Requirement >> Find each line holding "that" and copy it out.
— Start Data to process —
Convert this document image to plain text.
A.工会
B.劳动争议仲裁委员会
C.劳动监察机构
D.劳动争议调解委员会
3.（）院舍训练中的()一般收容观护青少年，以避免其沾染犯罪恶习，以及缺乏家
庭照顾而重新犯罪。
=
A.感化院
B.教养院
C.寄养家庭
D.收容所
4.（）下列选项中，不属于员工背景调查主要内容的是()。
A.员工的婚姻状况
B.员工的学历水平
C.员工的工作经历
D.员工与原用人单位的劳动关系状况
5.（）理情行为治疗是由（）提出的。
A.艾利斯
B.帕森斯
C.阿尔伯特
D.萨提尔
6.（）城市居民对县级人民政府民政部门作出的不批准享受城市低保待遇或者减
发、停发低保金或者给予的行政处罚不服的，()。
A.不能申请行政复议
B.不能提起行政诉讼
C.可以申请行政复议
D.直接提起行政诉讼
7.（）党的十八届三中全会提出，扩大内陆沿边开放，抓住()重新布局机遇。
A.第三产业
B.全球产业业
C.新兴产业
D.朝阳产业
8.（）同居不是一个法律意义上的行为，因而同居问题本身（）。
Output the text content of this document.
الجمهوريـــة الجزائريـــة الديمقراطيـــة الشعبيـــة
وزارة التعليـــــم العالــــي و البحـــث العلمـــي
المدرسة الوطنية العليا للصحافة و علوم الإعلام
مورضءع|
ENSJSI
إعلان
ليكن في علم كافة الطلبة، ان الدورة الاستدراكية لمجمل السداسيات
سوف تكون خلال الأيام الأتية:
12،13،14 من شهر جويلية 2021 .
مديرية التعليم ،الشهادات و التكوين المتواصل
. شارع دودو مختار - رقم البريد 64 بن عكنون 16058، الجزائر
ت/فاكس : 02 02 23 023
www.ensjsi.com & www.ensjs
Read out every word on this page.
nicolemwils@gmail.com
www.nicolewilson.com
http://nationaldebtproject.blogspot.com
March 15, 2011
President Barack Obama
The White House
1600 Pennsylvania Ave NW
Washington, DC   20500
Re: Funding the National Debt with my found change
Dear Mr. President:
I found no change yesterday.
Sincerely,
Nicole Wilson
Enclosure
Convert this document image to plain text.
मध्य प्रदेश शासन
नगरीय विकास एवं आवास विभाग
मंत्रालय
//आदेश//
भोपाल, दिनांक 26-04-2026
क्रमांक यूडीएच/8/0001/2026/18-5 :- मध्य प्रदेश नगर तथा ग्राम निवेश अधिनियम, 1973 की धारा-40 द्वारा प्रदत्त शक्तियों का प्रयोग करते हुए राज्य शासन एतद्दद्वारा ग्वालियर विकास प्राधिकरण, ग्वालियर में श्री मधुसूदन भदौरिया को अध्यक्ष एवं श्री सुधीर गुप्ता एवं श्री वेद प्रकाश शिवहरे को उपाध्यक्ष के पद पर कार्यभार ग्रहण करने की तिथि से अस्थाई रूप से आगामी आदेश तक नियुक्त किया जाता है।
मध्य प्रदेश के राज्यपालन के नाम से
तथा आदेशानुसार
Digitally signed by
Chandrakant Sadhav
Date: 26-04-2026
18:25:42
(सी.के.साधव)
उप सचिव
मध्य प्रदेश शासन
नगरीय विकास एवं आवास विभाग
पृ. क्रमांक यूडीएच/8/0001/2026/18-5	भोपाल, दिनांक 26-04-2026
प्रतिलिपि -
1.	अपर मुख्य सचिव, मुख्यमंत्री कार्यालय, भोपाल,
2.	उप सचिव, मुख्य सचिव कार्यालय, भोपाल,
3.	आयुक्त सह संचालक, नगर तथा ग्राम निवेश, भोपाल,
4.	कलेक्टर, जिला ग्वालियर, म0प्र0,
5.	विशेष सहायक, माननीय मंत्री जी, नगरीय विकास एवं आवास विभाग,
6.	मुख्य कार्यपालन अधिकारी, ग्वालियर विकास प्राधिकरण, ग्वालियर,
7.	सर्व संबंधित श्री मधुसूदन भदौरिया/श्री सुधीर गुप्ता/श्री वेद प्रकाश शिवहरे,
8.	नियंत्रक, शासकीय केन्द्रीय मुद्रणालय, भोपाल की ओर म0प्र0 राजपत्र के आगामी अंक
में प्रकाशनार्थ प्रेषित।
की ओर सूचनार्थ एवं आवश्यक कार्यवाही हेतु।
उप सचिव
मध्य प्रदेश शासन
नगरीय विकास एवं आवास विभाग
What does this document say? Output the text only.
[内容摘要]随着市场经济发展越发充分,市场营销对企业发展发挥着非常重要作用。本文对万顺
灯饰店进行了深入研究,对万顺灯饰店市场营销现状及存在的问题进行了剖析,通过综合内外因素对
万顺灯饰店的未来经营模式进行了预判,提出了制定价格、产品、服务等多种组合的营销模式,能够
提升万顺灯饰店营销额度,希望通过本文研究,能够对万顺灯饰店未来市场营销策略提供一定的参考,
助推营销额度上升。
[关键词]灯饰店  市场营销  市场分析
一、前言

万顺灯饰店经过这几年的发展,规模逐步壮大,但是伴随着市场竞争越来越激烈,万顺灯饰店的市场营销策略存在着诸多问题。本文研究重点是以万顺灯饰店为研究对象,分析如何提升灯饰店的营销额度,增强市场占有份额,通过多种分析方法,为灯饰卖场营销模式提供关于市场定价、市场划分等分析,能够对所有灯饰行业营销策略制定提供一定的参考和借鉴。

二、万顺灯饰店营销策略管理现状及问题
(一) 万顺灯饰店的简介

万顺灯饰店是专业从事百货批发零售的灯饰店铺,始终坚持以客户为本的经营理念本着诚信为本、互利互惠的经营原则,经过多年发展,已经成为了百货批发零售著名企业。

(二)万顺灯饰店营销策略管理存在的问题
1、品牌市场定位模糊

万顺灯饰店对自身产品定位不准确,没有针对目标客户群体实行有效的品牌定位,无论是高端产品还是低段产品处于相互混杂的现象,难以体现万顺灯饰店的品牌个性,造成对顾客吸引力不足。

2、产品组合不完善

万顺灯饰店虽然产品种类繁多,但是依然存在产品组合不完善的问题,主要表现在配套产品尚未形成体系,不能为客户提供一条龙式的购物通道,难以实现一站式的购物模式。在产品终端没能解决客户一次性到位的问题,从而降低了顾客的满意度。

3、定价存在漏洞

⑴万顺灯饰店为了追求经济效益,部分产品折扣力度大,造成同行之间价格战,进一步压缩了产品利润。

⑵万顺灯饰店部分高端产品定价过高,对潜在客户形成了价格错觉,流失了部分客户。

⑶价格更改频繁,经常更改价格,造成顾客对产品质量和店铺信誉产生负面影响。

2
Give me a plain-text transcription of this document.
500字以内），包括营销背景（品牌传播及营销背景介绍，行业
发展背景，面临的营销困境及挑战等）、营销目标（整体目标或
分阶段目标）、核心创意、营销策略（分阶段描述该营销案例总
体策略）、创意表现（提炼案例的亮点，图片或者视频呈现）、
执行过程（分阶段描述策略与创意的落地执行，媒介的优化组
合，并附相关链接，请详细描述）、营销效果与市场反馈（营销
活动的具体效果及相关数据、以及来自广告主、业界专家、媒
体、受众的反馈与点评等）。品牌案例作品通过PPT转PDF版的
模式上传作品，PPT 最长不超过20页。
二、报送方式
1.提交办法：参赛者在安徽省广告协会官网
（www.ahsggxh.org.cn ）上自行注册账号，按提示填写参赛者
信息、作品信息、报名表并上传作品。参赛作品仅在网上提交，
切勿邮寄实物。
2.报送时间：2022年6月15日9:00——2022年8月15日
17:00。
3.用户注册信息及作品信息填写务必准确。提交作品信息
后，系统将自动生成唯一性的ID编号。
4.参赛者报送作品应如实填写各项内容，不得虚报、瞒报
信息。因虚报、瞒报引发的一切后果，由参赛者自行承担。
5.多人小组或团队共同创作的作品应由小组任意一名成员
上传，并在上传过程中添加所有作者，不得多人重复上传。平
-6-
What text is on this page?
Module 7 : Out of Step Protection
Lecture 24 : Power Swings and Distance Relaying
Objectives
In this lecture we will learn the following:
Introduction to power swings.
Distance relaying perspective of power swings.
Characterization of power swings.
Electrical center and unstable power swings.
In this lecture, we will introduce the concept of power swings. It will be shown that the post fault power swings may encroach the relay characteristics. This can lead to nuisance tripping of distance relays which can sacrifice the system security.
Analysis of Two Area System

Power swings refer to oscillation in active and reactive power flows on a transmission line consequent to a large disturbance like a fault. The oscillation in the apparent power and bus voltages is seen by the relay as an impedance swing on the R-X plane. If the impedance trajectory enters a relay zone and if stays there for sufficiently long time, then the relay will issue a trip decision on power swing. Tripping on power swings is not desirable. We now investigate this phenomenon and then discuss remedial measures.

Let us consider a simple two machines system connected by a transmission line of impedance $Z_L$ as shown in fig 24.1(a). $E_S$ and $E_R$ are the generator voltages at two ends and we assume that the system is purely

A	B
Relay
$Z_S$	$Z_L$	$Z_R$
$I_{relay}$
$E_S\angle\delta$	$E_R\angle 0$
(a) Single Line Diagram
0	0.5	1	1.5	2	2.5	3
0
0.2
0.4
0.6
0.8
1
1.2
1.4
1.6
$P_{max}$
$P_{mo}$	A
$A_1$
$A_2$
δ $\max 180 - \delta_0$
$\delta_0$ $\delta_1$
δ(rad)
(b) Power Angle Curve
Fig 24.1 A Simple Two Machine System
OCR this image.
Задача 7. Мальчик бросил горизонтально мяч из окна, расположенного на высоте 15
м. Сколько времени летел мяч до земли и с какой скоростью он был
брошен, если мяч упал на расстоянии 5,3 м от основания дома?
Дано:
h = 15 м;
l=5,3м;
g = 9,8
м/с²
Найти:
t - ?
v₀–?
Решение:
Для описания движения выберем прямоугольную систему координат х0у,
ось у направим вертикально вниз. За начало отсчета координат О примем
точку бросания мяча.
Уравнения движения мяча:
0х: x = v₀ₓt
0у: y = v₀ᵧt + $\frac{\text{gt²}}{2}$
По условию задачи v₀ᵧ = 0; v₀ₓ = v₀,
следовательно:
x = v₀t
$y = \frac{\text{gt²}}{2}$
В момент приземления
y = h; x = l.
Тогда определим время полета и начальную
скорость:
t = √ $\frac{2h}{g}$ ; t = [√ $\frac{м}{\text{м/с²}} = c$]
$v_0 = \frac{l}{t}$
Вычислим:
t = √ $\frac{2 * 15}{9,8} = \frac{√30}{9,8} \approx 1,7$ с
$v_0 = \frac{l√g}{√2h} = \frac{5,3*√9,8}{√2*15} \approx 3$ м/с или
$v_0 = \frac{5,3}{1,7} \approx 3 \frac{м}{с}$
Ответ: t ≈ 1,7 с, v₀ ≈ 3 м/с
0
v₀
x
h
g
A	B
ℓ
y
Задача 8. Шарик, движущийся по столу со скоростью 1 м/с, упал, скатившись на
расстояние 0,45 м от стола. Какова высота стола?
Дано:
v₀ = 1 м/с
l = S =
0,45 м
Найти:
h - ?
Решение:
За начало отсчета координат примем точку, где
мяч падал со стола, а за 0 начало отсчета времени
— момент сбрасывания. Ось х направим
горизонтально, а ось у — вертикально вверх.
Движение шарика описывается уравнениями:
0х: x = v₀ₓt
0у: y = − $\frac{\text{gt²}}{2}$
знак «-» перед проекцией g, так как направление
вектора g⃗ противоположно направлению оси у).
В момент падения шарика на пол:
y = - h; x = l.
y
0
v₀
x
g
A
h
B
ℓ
— End Data to process —
Exercise answer >>
In this lecture, we will introduce the concept of power swings. It will be shown that the post fault power swings may encroach the relay characteristics. This can lead to nuisance tripping of distance relays which can sacrifice the system security.
Let us consider a simple two machines system connected by a transmission line of impedance $Z_L$ as shown in fig 24.1(a). $E_S$ and $E_R$ are the generator voltages at two ends and we assume that the system is purely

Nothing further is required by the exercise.